## Start

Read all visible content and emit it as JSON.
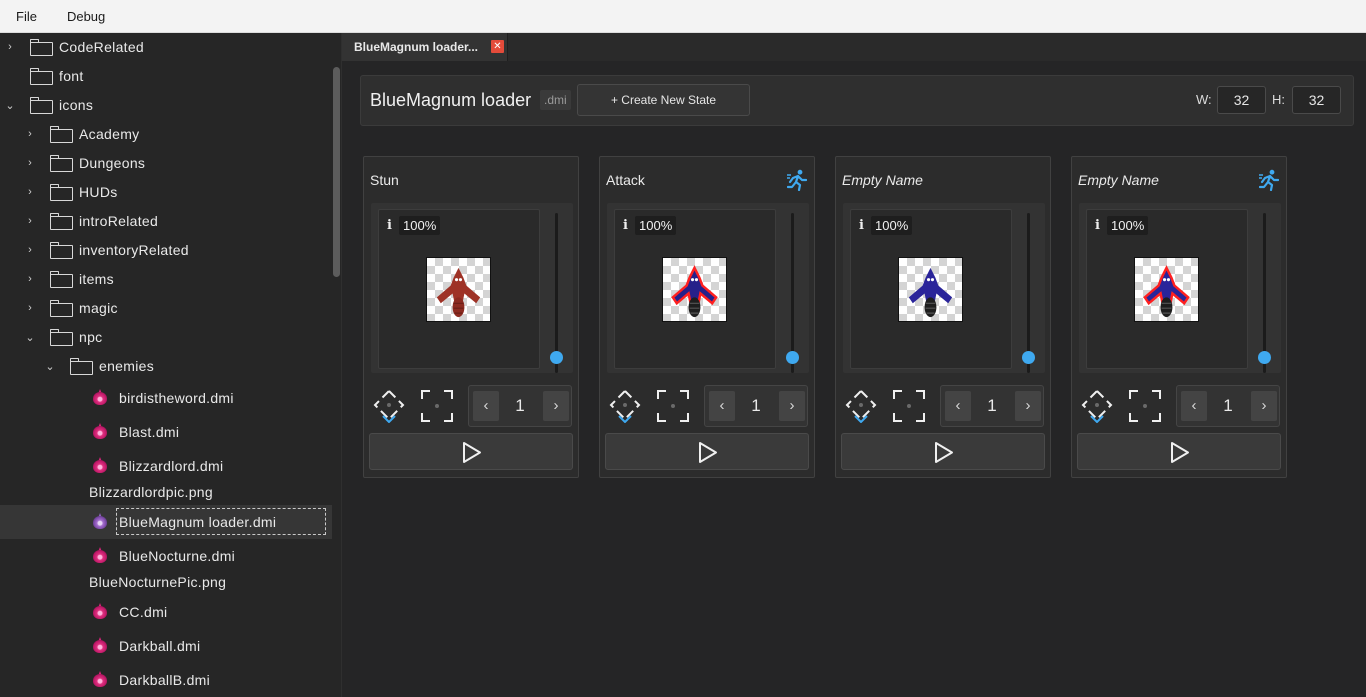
{
  "menu": {
    "file": "File",
    "debug": "Debug"
  },
  "tree": [
    {
      "label": "CodeRelated",
      "type": "folder",
      "chevron": "›"
    },
    {
      "label": "font",
      "type": "folder",
      "chevron": ""
    },
    {
      "label": "icons",
      "type": "folder",
      "chevron": "⌄"
    },
    {
      "label": "Academy",
      "type": "folder",
      "chevron": "›"
    },
    {
      "label": "Dungeons",
      "type": "folder",
      "chevron": "›"
    },
    {
      "label": "HUDs",
      "type": "folder",
      "chevron": "›"
    },
    {
      "label": "introRelated",
      "type": "folder",
      "chevron": "›"
    },
    {
      "label": "inventoryRelated",
      "type": "folder",
      "chevron": "›"
    },
    {
      "label": "items",
      "type": "folder",
      "chevron": "›"
    },
    {
      "label": "magic",
      "type": "folder",
      "chevron": "›"
    },
    {
      "label": "npc",
      "type": "folder",
      "chevron": "⌄"
    },
    {
      "label": "enemies",
      "type": "folder",
      "chevron": "⌄"
    },
    {
      "label": "birdistheword.dmi",
      "type": "dmi"
    },
    {
      "label": "Blast.dmi",
      "type": "dmi"
    },
    {
      "label": "Blizzardlord.dmi",
      "type": "dmi"
    },
    {
      "label": "Blizzardlordpic.png",
      "type": "png"
    },
    {
      "label": "BlueMagnum loader.dmi",
      "type": "dmi",
      "selected": true
    },
    {
      "label": "BlueNocturne.dmi",
      "type": "dmi"
    },
    {
      "label": "BlueNocturnePic.png",
      "type": "png"
    },
    {
      "label": "CC.dmi",
      "type": "dmi"
    },
    {
      "label": "Darkball.dmi",
      "type": "dmi"
    },
    {
      "label": "DarkballB.dmi",
      "type": "dmi"
    }
  ],
  "tab": {
    "title": "BlueMagnum loader...",
    "close": "✕"
  },
  "header": {
    "title": "BlueMagnum loader",
    "ext": ".dmi",
    "create_button": "+ Create New State",
    "w_label": "W:",
    "w_value": "32",
    "h_label": "H:",
    "h_value": "32"
  },
  "states": [
    {
      "name": "Stun",
      "italic": false,
      "movement": false,
      "zoom": "100%",
      "frame": "1",
      "sprite_color": "#9e3226"
    },
    {
      "name": "Attack",
      "italic": false,
      "movement": true,
      "zoom": "100%",
      "frame": "1",
      "sprite_color": "#26208a"
    },
    {
      "name": "Empty Name",
      "italic": true,
      "movement": false,
      "zoom": "100%",
      "frame": "1",
      "sprite_color": "#2a249a"
    },
    {
      "name": "Empty Name",
      "italic": true,
      "movement": true,
      "zoom": "100%",
      "frame": "1",
      "sprite_color": "#2a249a"
    }
  ],
  "colors": {
    "accent": "#3fa9f0",
    "close": "#e44b3a",
    "dmi_gem": "#d6237a"
  },
  "icons": {
    "info": "i",
    "prev": "‹",
    "next": "›"
  }
}
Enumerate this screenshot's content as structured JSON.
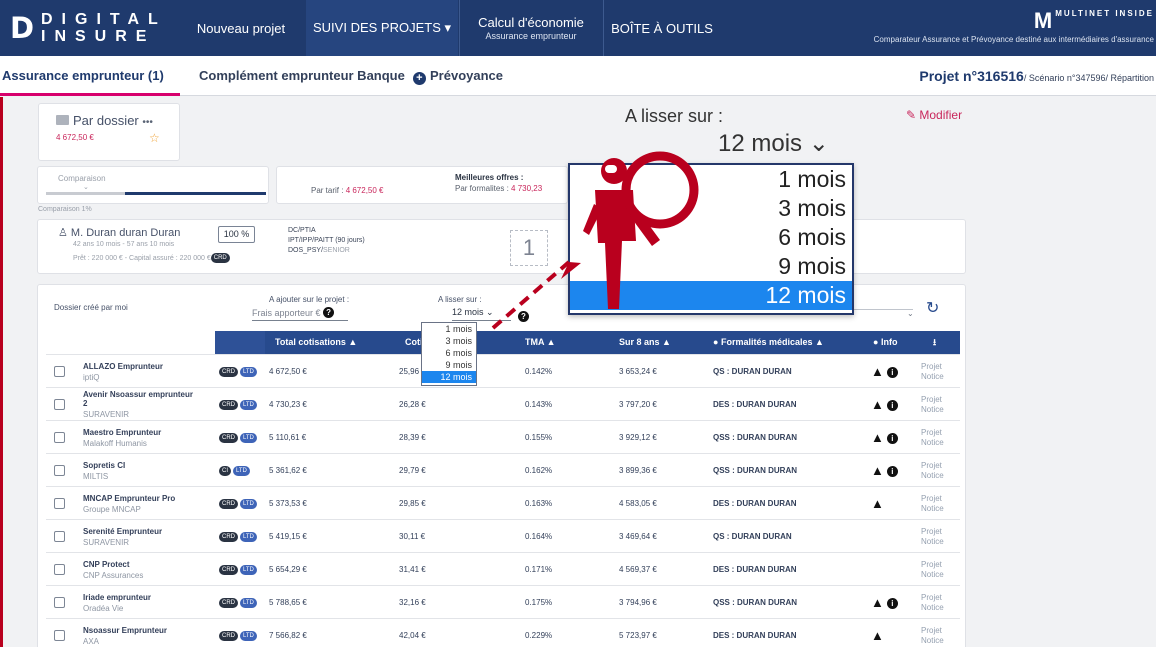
{
  "topbar": {
    "logo_mark": "D",
    "logo_line1": "DIGITAL",
    "logo_line2": "INSURE",
    "nav": [
      {
        "label": "Nouveau projet",
        "sub": ""
      },
      {
        "label": "SUIVI DES PROJETS ▾",
        "sub": ""
      },
      {
        "label": "Calcul d'économie",
        "sub": "Assurance emprunteur"
      },
      {
        "label": "BOÎTE À OUTILS",
        "sub": ""
      }
    ],
    "multi_logo": "M",
    "multi_small": "MULTINET INSIDE",
    "multi_tag": "Comparateur Assurance et Prévoyance destiné aux intermédiaires d'assurance"
  },
  "tabs": {
    "items": [
      "Assurance emprunteur (1)",
      "Complément emprunteur Banque",
      "Prévoyance"
    ],
    "projet": "Projet n°316516",
    "projet_suffix": "/ Scénario n°347596/ Répartition"
  },
  "dossier": {
    "title": "Par dossier",
    "more": "•••",
    "amount": "4 672,50 €",
    "comparison_label": "Comparaison",
    "comparison_percent": "Comparaison",
    "comparison_percent_value": "1%",
    "par_tarif_label": "Par tarif :",
    "par_tarif_value": "4 672,50 €",
    "best_offers": "Meilleures offres :",
    "par_formalites_label": "Par formalites :",
    "par_formalites_value": "4 730,23"
  },
  "borrower": {
    "name": "M. Duran duran Duran",
    "percent": "100 %",
    "line1": "42 ans 10 mois - 57 ans 10 mois",
    "line2": "Prêt : 220 000 € - Capital assuré : 220 000 €",
    "guarantees": [
      "DC/PTIA",
      "IPT/IPP/",
      "PAITT (90 jours)",
      "DOS_PSY/",
      "SENIOR"
    ],
    "counter": "1"
  },
  "controls": {
    "dossier_cree": "Dossier créé par moi",
    "ajouter_label": "A ajouter sur le projet :",
    "frais_apporteur": "Frais apporteur",
    "euro": "€",
    "lisser_label": "A lisser sur :",
    "lisser_value": "12 mois",
    "modifier": "Modifier",
    "big_lisser_label": "A lisser sur :",
    "big_lisser_value": "12 mois",
    "big_options": [
      "1 mois",
      "3 mois",
      "6 mois",
      "9 mois",
      "12 mois"
    ],
    "small_options": [
      "1 mois",
      "3 mois",
      "6 mois",
      "9 mois",
      "12 mois"
    ]
  },
  "table": {
    "headers": [
      "Total cotisations ▲",
      "Coti",
      "TMA ▲",
      "Sur 8 ans ▲",
      "Formalités médicales ▲",
      "Info",
      ""
    ],
    "rows": [
      {
        "name": "ALLAZO Emprunteur",
        "insurer": "iptiQ",
        "total": "4 672,50 €",
        "coti": "25,96 €",
        "tma": "0.142%",
        "sur8": "3 653,24 €",
        "formalites": "QS : DURAN DURAN",
        "warn": true,
        "info": true
      },
      {
        "name": "Avenir Nsoassur emprunteur",
        "name2": "2",
        "insurer": "SURAVENIR",
        "total": "4 730,23 €",
        "coti": "26,28 €",
        "tma": "0.143%",
        "sur8": "3 797,20 €",
        "formalites": "DES : DURAN DURAN",
        "warn": true,
        "info": true
      },
      {
        "name": "Maestro Emprunteur",
        "insurer": "Malakoff Humanis",
        "total": "5 110,61 €",
        "coti": "28,39 €",
        "tma": "0.155%",
        "sur8": "3 929,12 €",
        "formalites": "QSS : DURAN DURAN",
        "warn": true,
        "info": true
      },
      {
        "name": "Sopretis CI",
        "insurer": "MILTIS",
        "total": "5 361,62 €",
        "coti": "29,79 €",
        "tma": "0.162%",
        "sur8": "3 899,36 €",
        "formalites": "QSS : DURAN DURAN",
        "warn": true,
        "info": true
      },
      {
        "name": "MNCAP Emprunteur Pro",
        "insurer": "Groupe MNCAP",
        "total": "5 373,53 €",
        "coti": "29,85 €",
        "tma": "0.163%",
        "sur8": "4 583,05 €",
        "formalites": "DES : DURAN DURAN",
        "warn": true,
        "info": false
      },
      {
        "name": "Serenité Emprunteur",
        "insurer": "SURAVENIR",
        "total": "5 419,15 €",
        "coti": "30,11 €",
        "tma": "0.164%",
        "sur8": "3 469,64 €",
        "formalites": "QS : DURAN DURAN",
        "warn": false,
        "info": false
      },
      {
        "name": "CNP Protect",
        "insurer": "CNP Assurances",
        "total": "5 654,29 €",
        "coti": "31,41 €",
        "tma": "0.171%",
        "sur8": "4 569,37 €",
        "formalites": "DES : DURAN DURAN",
        "warn": false,
        "info": false
      },
      {
        "name": "Iriade emprunteur",
        "insurer": "Oradéa Vie",
        "total": "5 788,65 €",
        "coti": "32,16 €",
        "tma": "0.175%",
        "sur8": "3 794,96 €",
        "formalites": "QSS : DURAN DURAN",
        "warn": true,
        "info": true
      },
      {
        "name": "Nsoassur Emprunteur",
        "insurer": "AXA",
        "total": "7 566,82 €",
        "coti": "42,04 €",
        "tma": "0.229%",
        "sur8": "5 723,97 €",
        "formalites": "DES : DURAN DURAN",
        "warn": true,
        "info": false
      }
    ],
    "badge1": "CRD",
    "badge2": "LTD",
    "badge_alt": "CI",
    "link1": "Projet",
    "link2": "Notice"
  },
  "colors": {
    "navy": "#1f3a6d",
    "table_header": "#274a8d",
    "accent": "#d7006c",
    "selected": "#1c86ee",
    "magnifier": "#b9001e"
  }
}
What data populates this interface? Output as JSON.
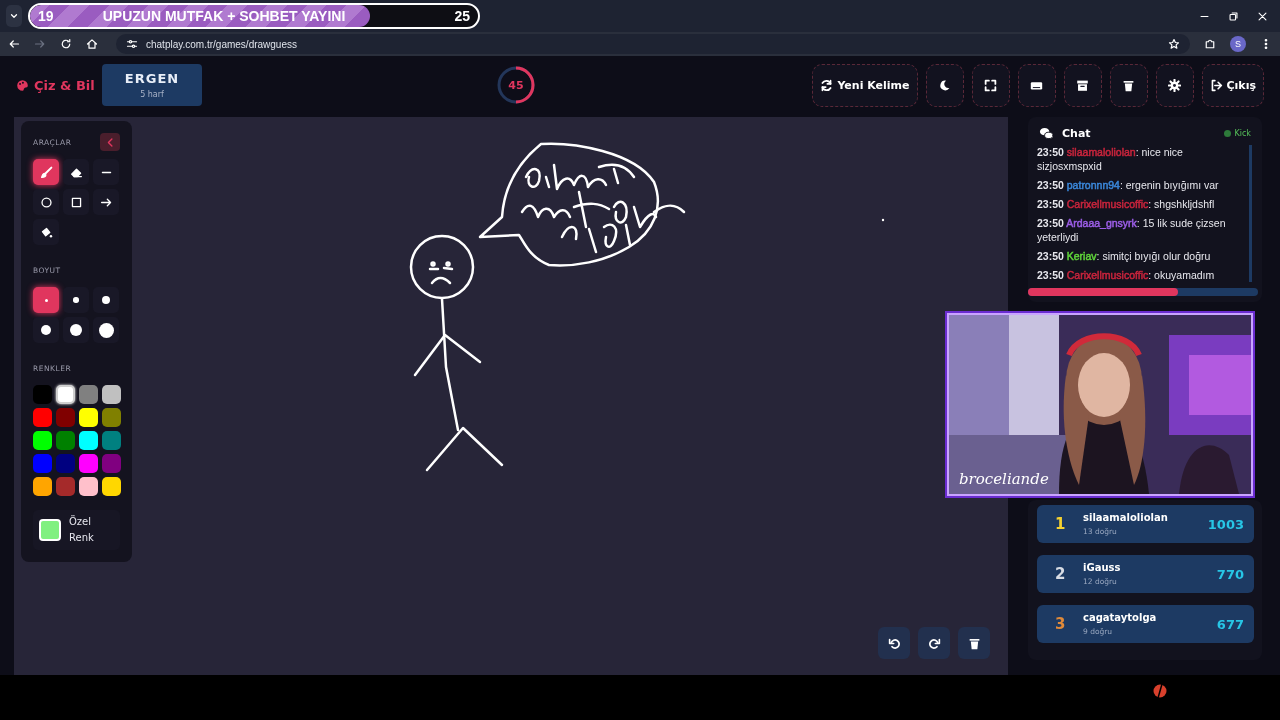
{
  "stream_goal": {
    "start": "19",
    "title": "UPUZUN MUTFAK + SOHBET YAYINI",
    "end": "25",
    "level": 0.76
  },
  "browser": {
    "url": "chatplay.com.tr/games/drawguess",
    "profile_initial": "S"
  },
  "header": {
    "logo": "Çiz & Bil",
    "word": "ERGEN",
    "word_hint": "5 harf",
    "timer": {
      "value": "45",
      "level": 0.5
    },
    "buttons": [
      {
        "kind": "refresh",
        "label": "Yeni Kelime"
      },
      {
        "kind": "moon"
      },
      {
        "kind": "expand"
      },
      {
        "kind": "keyboard"
      },
      {
        "kind": "archive"
      },
      {
        "kind": "trash"
      },
      {
        "kind": "gear"
      },
      {
        "kind": "logout",
        "label": "Çıkış"
      }
    ]
  },
  "tools_panel": {
    "tools_title": "ARAÇLAR",
    "tools": [
      {
        "kind": "brush",
        "selected": true
      },
      {
        "kind": "eraser",
        "selected": false
      },
      {
        "kind": "line",
        "selected": false
      },
      {
        "kind": "circle",
        "selected": false
      },
      {
        "kind": "square",
        "selected": false
      },
      {
        "kind": "arrow",
        "selected": false
      },
      {
        "kind": "fill",
        "selected": false
      }
    ],
    "size_title": "BOYUT",
    "sizes": [
      {
        "selected": true
      },
      {
        "selected": false
      },
      {
        "selected": false
      },
      {
        "selected": false
      },
      {
        "selected": false
      },
      {
        "selected": false
      }
    ],
    "colors_title": "RENKLER",
    "colors": [
      {
        "color": "#000000",
        "selected": false
      },
      {
        "color": "#ffffff",
        "selected": true
      },
      {
        "color": "#808080",
        "selected": false
      },
      {
        "color": "#c0c0c0",
        "selected": false
      },
      {
        "color": "#ff0000",
        "selected": false
      },
      {
        "color": "#800000",
        "selected": false
      },
      {
        "color": "#ffff00",
        "selected": false
      },
      {
        "color": "#808000",
        "selected": false
      },
      {
        "color": "#00ff00",
        "selected": false
      },
      {
        "color": "#008000",
        "selected": false
      },
      {
        "color": "#00ffff",
        "selected": false
      },
      {
        "color": "#008080",
        "selected": false
      },
      {
        "color": "#0000ff",
        "selected": false
      },
      {
        "color": "#000080",
        "selected": false
      },
      {
        "color": "#ff00ff",
        "selected": false
      },
      {
        "color": "#800080",
        "selected": false
      },
      {
        "color": "#ffa500",
        "selected": false
      },
      {
        "color": "#a52a2a",
        "selected": false
      },
      {
        "color": "#ffc0cb",
        "selected": false
      },
      {
        "color": "#ffd700",
        "selected": false
      }
    ],
    "custom_color": {
      "label": "Özel Renk",
      "color": "#80f080"
    }
  },
  "canvas_controls": [
    {
      "kind": "undo"
    },
    {
      "kind": "redo"
    },
    {
      "kind": "trash"
    }
  ],
  "chat": {
    "title": "Chat",
    "platform": "Kick",
    "messages": [
      {
        "time": "23:50",
        "user": "silaamaloliolan",
        "color": "#c8243c",
        "text": ": nice nice sizjosxmspxid"
      },
      {
        "time": "23:50",
        "user": "patronnn94",
        "color": "#3a86d8",
        "text": ": ergenin bıyığımı var"
      },
      {
        "time": "23:50",
        "user": "Carixellmusicoffic",
        "color": "#c8243c",
        "text": ": shgshkljdshfl"
      },
      {
        "time": "23:50",
        "user": "Ardaaa_gnsyrk",
        "color": "#9b5de5",
        "text": ": 15 lik sude çizsen yeterliydi"
      },
      {
        "time": "23:50",
        "user": "Keriav",
        "color": "#5fd33a",
        "text": ": simitçi bıyığı olur doğru"
      },
      {
        "time": "23:50",
        "user": "Carixellmusicoffic",
        "color": "#c8243c",
        "text": ": okuyamadım"
      }
    ]
  },
  "webcam": {
    "kind": "picture",
    "caption": "broceliande"
  },
  "leaderboard": [
    {
      "rank": "1",
      "color": "#f5d130",
      "name": "silaamaloliolan",
      "correct": "13 doğru",
      "score": "1003"
    },
    {
      "rank": "2",
      "color": "#d8dce4",
      "name": "iGauss",
      "correct": "12 doğru",
      "score": "770"
    },
    {
      "rank": "3",
      "color": "#e08a3a",
      "name": "cagataytolga",
      "correct": "9 doğru",
      "score": "677"
    }
  ]
}
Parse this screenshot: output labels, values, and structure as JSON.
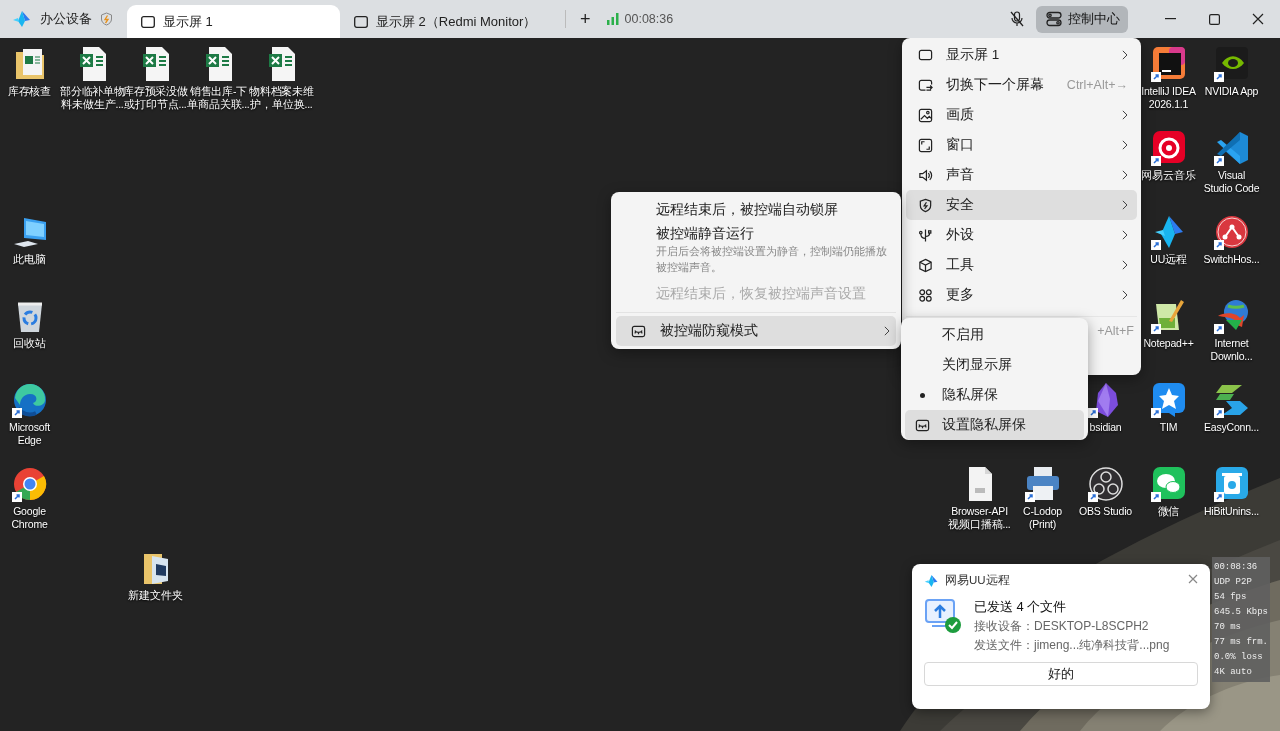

## End

_Stated problem_.
All lines above containing the string "user" are to be collected.

_The output_.
        "user": "silaamaloliolan",
        "user": "patronnn94",
        "user": "Carixellmusicoffic",
        "user": "Ardaaa_gnsyrk",
        "user": "Keriav",
        "user": "Carixellmusicoffic",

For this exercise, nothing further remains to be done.